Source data
+---+

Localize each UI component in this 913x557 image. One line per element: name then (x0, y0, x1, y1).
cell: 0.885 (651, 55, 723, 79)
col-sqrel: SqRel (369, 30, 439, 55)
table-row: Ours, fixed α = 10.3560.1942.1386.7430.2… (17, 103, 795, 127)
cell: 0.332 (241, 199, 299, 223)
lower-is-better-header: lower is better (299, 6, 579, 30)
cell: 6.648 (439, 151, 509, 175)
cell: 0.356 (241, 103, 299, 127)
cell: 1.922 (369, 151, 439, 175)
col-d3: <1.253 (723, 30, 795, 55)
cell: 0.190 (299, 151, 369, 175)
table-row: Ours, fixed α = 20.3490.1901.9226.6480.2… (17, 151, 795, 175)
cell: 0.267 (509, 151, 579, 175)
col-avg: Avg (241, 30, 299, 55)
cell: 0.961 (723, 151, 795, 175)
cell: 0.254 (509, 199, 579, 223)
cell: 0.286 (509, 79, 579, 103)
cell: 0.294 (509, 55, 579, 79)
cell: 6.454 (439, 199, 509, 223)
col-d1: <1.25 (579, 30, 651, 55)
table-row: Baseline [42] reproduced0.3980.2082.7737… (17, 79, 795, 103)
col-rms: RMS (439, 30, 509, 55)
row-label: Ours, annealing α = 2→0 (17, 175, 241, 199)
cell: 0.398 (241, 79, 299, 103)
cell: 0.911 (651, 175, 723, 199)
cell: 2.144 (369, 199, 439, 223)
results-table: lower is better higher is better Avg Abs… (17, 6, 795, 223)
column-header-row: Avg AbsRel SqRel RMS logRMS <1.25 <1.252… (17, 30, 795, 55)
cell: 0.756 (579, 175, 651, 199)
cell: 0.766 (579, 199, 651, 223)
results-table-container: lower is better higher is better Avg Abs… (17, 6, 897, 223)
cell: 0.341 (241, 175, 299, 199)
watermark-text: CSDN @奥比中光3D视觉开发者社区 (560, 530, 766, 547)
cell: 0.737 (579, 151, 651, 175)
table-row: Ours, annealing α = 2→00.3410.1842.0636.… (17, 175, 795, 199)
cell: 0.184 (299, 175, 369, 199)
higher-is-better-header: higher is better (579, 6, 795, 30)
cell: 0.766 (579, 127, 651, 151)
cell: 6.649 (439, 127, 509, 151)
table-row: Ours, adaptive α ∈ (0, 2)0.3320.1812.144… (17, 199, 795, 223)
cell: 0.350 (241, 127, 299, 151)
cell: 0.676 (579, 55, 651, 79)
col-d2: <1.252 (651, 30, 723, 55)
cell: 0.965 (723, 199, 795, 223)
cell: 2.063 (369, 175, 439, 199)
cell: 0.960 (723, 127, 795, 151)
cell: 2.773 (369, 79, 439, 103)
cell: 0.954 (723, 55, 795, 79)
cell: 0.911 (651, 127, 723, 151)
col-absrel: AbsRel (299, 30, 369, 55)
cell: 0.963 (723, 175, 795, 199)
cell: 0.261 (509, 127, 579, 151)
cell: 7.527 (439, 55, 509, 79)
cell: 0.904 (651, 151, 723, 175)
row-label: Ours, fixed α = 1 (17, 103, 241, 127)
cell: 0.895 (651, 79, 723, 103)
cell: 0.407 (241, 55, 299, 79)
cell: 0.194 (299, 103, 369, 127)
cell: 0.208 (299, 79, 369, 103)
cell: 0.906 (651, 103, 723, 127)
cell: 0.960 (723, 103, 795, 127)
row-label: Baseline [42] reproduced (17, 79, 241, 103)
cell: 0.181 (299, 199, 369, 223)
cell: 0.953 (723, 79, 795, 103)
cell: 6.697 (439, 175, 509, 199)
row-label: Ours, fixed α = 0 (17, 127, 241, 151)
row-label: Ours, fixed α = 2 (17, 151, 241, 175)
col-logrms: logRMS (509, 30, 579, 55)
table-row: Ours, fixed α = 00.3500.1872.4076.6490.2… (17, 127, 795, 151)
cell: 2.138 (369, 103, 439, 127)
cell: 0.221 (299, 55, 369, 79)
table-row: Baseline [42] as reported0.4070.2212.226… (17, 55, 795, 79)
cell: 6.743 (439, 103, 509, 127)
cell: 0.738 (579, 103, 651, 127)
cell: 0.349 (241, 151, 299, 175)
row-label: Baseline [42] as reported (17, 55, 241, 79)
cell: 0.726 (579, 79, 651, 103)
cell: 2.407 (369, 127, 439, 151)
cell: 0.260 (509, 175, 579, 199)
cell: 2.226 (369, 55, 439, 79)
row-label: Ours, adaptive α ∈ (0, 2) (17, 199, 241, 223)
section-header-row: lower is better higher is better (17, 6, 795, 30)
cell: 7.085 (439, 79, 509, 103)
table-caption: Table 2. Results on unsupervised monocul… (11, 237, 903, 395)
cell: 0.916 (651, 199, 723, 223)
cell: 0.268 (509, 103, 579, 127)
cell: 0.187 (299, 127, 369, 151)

+---+

— TASK DETAILS —
Please copy every line of the entries above without changing anything.

— COMPLETE ANSWER —
Localize each UI component in this 913x557 image. One line per element: name then (x0, y0, x1, y1).
cell: 0.885 (651, 55, 723, 79)
col-sqrel: SqRel (369, 30, 439, 55)
table-row: Ours, fixed α = 10.3560.1942.1386.7430.2… (17, 103, 795, 127)
cell: 0.332 (241, 199, 299, 223)
lower-is-better-header: lower is better (299, 6, 579, 30)
cell: 6.648 (439, 151, 509, 175)
cell: 0.356 (241, 103, 299, 127)
cell: 1.922 (369, 151, 439, 175)
col-d3: <1.253 (723, 30, 795, 55)
cell: 0.190 (299, 151, 369, 175)
table-row: Ours, fixed α = 20.3490.1901.9226.6480.2… (17, 151, 795, 175)
cell: 0.267 (509, 151, 579, 175)
col-avg: Avg (241, 30, 299, 55)
cell: 0.961 (723, 151, 795, 175)
cell: 0.254 (509, 199, 579, 223)
cell: 0.286 (509, 79, 579, 103)
cell: 0.294 (509, 55, 579, 79)
cell: 6.454 (439, 199, 509, 223)
col-d1: <1.25 (579, 30, 651, 55)
table-row: Baseline [42] reproduced0.3980.2082.7737… (17, 79, 795, 103)
col-rms: RMS (439, 30, 509, 55)
row-label: Ours, annealing α = 2→0 (17, 175, 241, 199)
cell: 0.398 (241, 79, 299, 103)
cell: 0.911 (651, 175, 723, 199)
cell: 2.144 (369, 199, 439, 223)
results-table: lower is better higher is better Avg Abs… (17, 6, 795, 223)
column-header-row: Avg AbsRel SqRel RMS logRMS <1.25 <1.252… (17, 30, 795, 55)
cell: 0.756 (579, 175, 651, 199)
cell: 0.766 (579, 199, 651, 223)
results-table-container: lower is better higher is better Avg Abs… (17, 6, 897, 223)
cell: 0.341 (241, 175, 299, 199)
watermark-text: CSDN @奥比中光3D视觉开发者社区 (560, 530, 766, 547)
cell: 0.737 (579, 151, 651, 175)
table-row: Ours, annealing α = 2→00.3410.1842.0636.… (17, 175, 795, 199)
cell: 0.184 (299, 175, 369, 199)
higher-is-better-header: higher is better (579, 6, 795, 30)
cell: 0.766 (579, 127, 651, 151)
cell: 6.649 (439, 127, 509, 151)
table-row: Ours, adaptive α ∈ (0, 2)0.3320.1812.144… (17, 199, 795, 223)
cell: 0.350 (241, 127, 299, 151)
cell: 0.676 (579, 55, 651, 79)
col-d2: <1.252 (651, 30, 723, 55)
cell: 0.965 (723, 199, 795, 223)
cell: 2.063 (369, 175, 439, 199)
cell: 0.960 (723, 127, 795, 151)
cell: 2.773 (369, 79, 439, 103)
cell: 0.954 (723, 55, 795, 79)
cell: 0.911 (651, 127, 723, 151)
col-absrel: AbsRel (299, 30, 369, 55)
cell: 0.963 (723, 175, 795, 199)
cell: 0.261 (509, 127, 579, 151)
cell: 7.527 (439, 55, 509, 79)
cell: 0.904 (651, 151, 723, 175)
row-label: Ours, fixed α = 1 (17, 103, 241, 127)
cell: 0.895 (651, 79, 723, 103)
cell: 0.407 (241, 55, 299, 79)
cell: 0.194 (299, 103, 369, 127)
cell: 0.208 (299, 79, 369, 103)
cell: 0.906 (651, 103, 723, 127)
cell: 0.960 (723, 103, 795, 127)
row-label: Baseline [42] reproduced (17, 79, 241, 103)
cell: 0.181 (299, 199, 369, 223)
cell: 0.953 (723, 79, 795, 103)
cell: 6.697 (439, 175, 509, 199)
row-label: Ours, fixed α = 0 (17, 127, 241, 151)
row-label: Ours, fixed α = 2 (17, 151, 241, 175)
col-logrms: logRMS (509, 30, 579, 55)
table-row: Ours, fixed α = 00.3500.1872.4076.6490.2… (17, 127, 795, 151)
cell: 2.138 (369, 103, 439, 127)
cell: 0.221 (299, 55, 369, 79)
table-row: Baseline [42] as reported0.4070.2212.226… (17, 55, 795, 79)
cell: 6.743 (439, 103, 509, 127)
cell: 0.738 (579, 103, 651, 127)
cell: 0.349 (241, 151, 299, 175)
row-label: Baseline [42] as reported (17, 55, 241, 79)
cell: 0.726 (579, 79, 651, 103)
cell: 2.407 (369, 127, 439, 151)
cell: 0.260 (509, 175, 579, 199)
cell: 2.226 (369, 55, 439, 79)
row-label: Ours, adaptive α ∈ (0, 2) (17, 199, 241, 223)
section-header-row: lower is better higher is better (17, 6, 795, 30)
cell: 7.085 (439, 79, 509, 103)
table-caption: Table 2. Results on unsupervised monocul… (11, 237, 903, 395)
cell: 0.916 (651, 199, 723, 223)
cell: 0.268 (509, 103, 579, 127)
cell: 0.187 (299, 127, 369, 151)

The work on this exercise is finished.